Stated goal: Collect every line below that contains the word "this".

Data supplied:
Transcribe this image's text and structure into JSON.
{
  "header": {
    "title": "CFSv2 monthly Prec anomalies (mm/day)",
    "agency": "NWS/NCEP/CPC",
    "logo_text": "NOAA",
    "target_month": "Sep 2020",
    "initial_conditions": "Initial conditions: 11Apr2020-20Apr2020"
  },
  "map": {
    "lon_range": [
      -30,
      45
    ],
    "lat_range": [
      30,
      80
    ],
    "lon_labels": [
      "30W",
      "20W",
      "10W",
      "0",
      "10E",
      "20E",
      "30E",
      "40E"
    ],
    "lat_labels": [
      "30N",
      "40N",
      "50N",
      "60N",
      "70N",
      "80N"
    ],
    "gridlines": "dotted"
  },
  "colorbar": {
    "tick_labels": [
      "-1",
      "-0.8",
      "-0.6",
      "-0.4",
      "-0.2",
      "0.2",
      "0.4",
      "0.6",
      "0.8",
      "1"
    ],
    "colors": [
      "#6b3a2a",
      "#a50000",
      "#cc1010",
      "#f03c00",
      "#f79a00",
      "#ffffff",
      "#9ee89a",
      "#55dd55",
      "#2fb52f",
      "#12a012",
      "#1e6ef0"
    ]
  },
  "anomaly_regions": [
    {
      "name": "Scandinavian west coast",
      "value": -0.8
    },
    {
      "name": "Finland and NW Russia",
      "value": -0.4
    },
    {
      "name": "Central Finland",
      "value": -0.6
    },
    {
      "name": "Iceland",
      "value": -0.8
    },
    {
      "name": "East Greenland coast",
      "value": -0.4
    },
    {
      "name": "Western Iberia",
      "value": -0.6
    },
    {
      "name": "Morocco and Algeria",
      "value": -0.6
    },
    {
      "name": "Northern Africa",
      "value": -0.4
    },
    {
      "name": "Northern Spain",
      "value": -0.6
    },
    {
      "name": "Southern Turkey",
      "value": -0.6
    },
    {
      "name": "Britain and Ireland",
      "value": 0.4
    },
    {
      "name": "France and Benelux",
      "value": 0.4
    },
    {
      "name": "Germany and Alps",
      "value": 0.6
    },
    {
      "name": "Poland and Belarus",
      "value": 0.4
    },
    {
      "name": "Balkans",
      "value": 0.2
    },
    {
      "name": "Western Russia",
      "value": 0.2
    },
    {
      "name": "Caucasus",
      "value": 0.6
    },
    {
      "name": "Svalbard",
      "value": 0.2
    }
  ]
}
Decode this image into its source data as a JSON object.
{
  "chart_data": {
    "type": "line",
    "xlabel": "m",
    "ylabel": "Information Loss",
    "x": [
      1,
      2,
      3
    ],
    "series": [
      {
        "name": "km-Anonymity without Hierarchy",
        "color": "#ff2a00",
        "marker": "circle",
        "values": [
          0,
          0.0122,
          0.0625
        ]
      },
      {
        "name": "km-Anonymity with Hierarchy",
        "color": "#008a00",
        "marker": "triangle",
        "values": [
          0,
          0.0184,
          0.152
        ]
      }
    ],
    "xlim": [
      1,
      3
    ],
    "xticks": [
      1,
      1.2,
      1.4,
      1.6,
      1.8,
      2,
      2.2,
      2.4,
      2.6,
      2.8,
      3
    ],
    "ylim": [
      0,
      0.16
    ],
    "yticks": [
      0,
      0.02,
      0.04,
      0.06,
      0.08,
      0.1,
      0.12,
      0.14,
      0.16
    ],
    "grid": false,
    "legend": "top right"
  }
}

Answer in full:
Transcribe this image's text and structure into JSON.
Decode this image into its source data as a JSON object.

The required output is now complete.